LISTING

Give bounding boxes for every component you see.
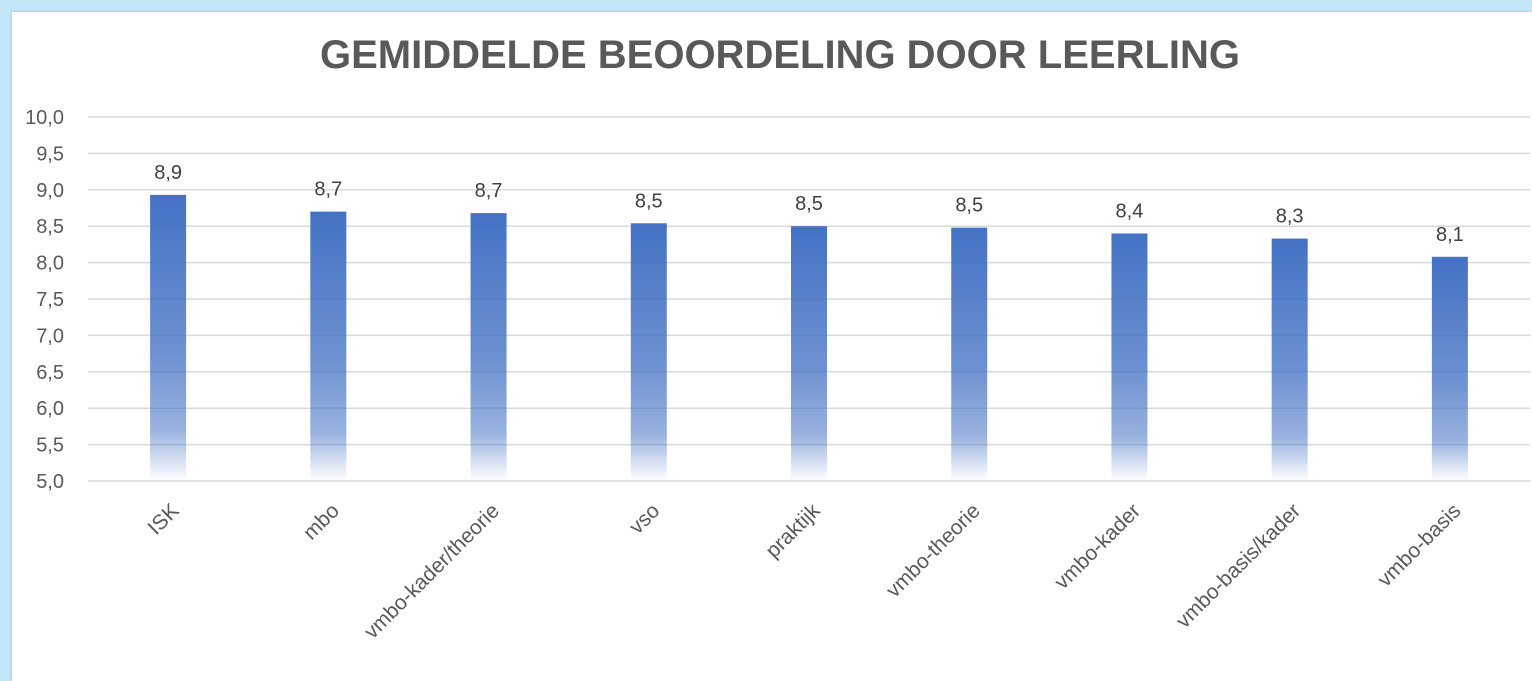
bar	[791, 226, 827, 481]
y-tick-label: 9,0	[36, 180, 64, 202]
x-tick-label: vmbo-basis/kader	[1172, 499, 1305, 632]
x-tick-label: vmbo-theorie	[882, 499, 985, 602]
data-label: 8,4	[1116, 200, 1144, 222]
bar	[310, 211, 347, 481]
bars	[150, 194, 1468, 481]
y-tick-label: 8,0	[36, 253, 64, 275]
bar	[470, 213, 507, 481]
y-tick-label: 7,5	[36, 289, 64, 311]
x-tick-label: praktijk	[761, 499, 825, 563]
data-label: 8,5	[955, 195, 983, 217]
bar	[630, 223, 667, 481]
data-label: 8,1	[1436, 224, 1464, 246]
y-tick-label: 7,0	[36, 325, 64, 347]
bar	[1431, 256, 1468, 481]
data-label: 8,7	[314, 179, 342, 201]
x-tick-label: vmbo-kader	[1050, 499, 1145, 594]
data-label: 8,5	[795, 193, 823, 215]
category-labels: ISK mbo vmbo-kader/theorie vso praktijk vmbo-…	[143, 499, 1465, 644]
chart-title: GEMIDDELDE BEOORDELING DOOR LEERLING	[320, 33, 1240, 77]
data-label: 8,7	[475, 180, 503, 202]
bar	[951, 227, 988, 481]
bar	[150, 194, 187, 481]
x-tick-label: vso	[625, 499, 664, 538]
y-tick-label: 8,5	[36, 216, 64, 238]
y-tick-label: 6,0	[36, 398, 64, 420]
y-tick-label: 5,0	[36, 471, 64, 493]
y-tick-label: 9,5	[36, 143, 64, 165]
bar	[1271, 238, 1308, 481]
x-tick-label: mbo	[299, 499, 344, 544]
bar-chart: GEMIDDELDE BEOORDELING DOOR LEERLING 5,0…	[25, 33, 1530, 644]
x-tick-label: vmbo-kader/theorie	[360, 499, 504, 643]
x-tick-label: vmbo-basis	[1373, 499, 1465, 591]
data-label: 8,3	[1276, 206, 1304, 228]
data-label: 8,5	[635, 190, 663, 212]
y-tick-label: 6,5	[36, 362, 64, 384]
bar	[1111, 233, 1148, 481]
chart-frame: GEMIDDELDE BEOORDELING DOOR LEERLING 5,0…	[12, 12, 1532, 681]
y-tick-label: 5,5	[36, 435, 64, 457]
y-tick-label: 10,0	[25, 107, 64, 129]
value-labels: 8,9 8,7 8,7 8,5 8,5 8,5 8,4 8,3 8,1	[154, 162, 1464, 246]
y-axis-ticks: 5,0 5,5 6,0 6,5 7,0 7,5 8,0 8,5 9,0 9,5 10,0	[25, 107, 64, 493]
data-label: 8,9	[154, 162, 182, 184]
x-tick-label: ISK	[143, 499, 183, 539]
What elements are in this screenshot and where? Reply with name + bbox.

GIVEN TASK
Copy all the lines above word for word, omitting the pictures.

COMPLETED EXERCISE
Give bounding boxes for every component you see.
bar	[791, 226, 827, 481]
y-tick-label: 9,0	[36, 180, 64, 202]
x-tick-label: vmbo-basis/kader	[1172, 499, 1305, 632]
x-tick-label: vmbo-theorie	[882, 499, 985, 602]
data-label: 8,4	[1116, 200, 1144, 222]
bar	[310, 211, 347, 481]
bars	[150, 194, 1468, 481]
y-tick-label: 8,0	[36, 253, 64, 275]
bar	[470, 213, 507, 481]
y-tick-label: 7,5	[36, 289, 64, 311]
x-tick-label: praktijk	[761, 499, 825, 563]
data-label: 8,5	[955, 195, 983, 217]
bar	[630, 223, 667, 481]
data-label: 8,1	[1436, 224, 1464, 246]
y-tick-label: 7,0	[36, 325, 64, 347]
bar	[1431, 256, 1468, 481]
data-label: 8,7	[314, 179, 342, 201]
x-tick-label: vmbo-kader	[1050, 499, 1145, 594]
data-label: 8,5	[795, 193, 823, 215]
category-labels: ISK mbo vmbo-kader/theorie vso praktijk vmbo-…	[143, 499, 1465, 644]
chart-title: GEMIDDELDE BEOORDELING DOOR LEERLING	[320, 33, 1240, 77]
data-label: 8,7	[475, 180, 503, 202]
bar	[951, 227, 988, 481]
bar	[150, 194, 187, 481]
x-tick-label: vso	[625, 499, 664, 538]
y-tick-label: 8,5	[36, 216, 64, 238]
y-tick-label: 6,0	[36, 398, 64, 420]
y-tick-label: 5,0	[36, 471, 64, 493]
y-tick-label: 9,5	[36, 143, 64, 165]
bar	[1271, 238, 1308, 481]
x-tick-label: mbo	[299, 499, 344, 544]
bar-chart: GEMIDDELDE BEOORDELING DOOR LEERLING 5,0…	[25, 33, 1530, 644]
x-tick-label: vmbo-kader/theorie	[360, 499, 504, 643]
x-tick-label: vmbo-basis	[1373, 499, 1465, 591]
data-label: 8,3	[1276, 206, 1304, 228]
data-label: 8,5	[635, 190, 663, 212]
y-tick-label: 6,5	[36, 362, 64, 384]
bar	[1111, 233, 1148, 481]
chart-frame: GEMIDDELDE BEOORDELING DOOR LEERLING 5,0…	[12, 12, 1532, 681]
y-tick-label: 5,5	[36, 435, 64, 457]
y-tick-label: 10,0	[25, 107, 64, 129]
value-labels: 8,9 8,7 8,7 8,5 8,5 8,5 8,4 8,3 8,1	[154, 162, 1464, 246]
y-axis-ticks: 5,0 5,5 6,0 6,5 7,0 7,5 8,0 8,5 9,0 9,5 10,0	[25, 107, 64, 493]
data-label: 8,9	[154, 162, 182, 184]
x-tick-label: ISK	[143, 499, 183, 539]
What elements are in this screenshot and where? Reply with name + bbox.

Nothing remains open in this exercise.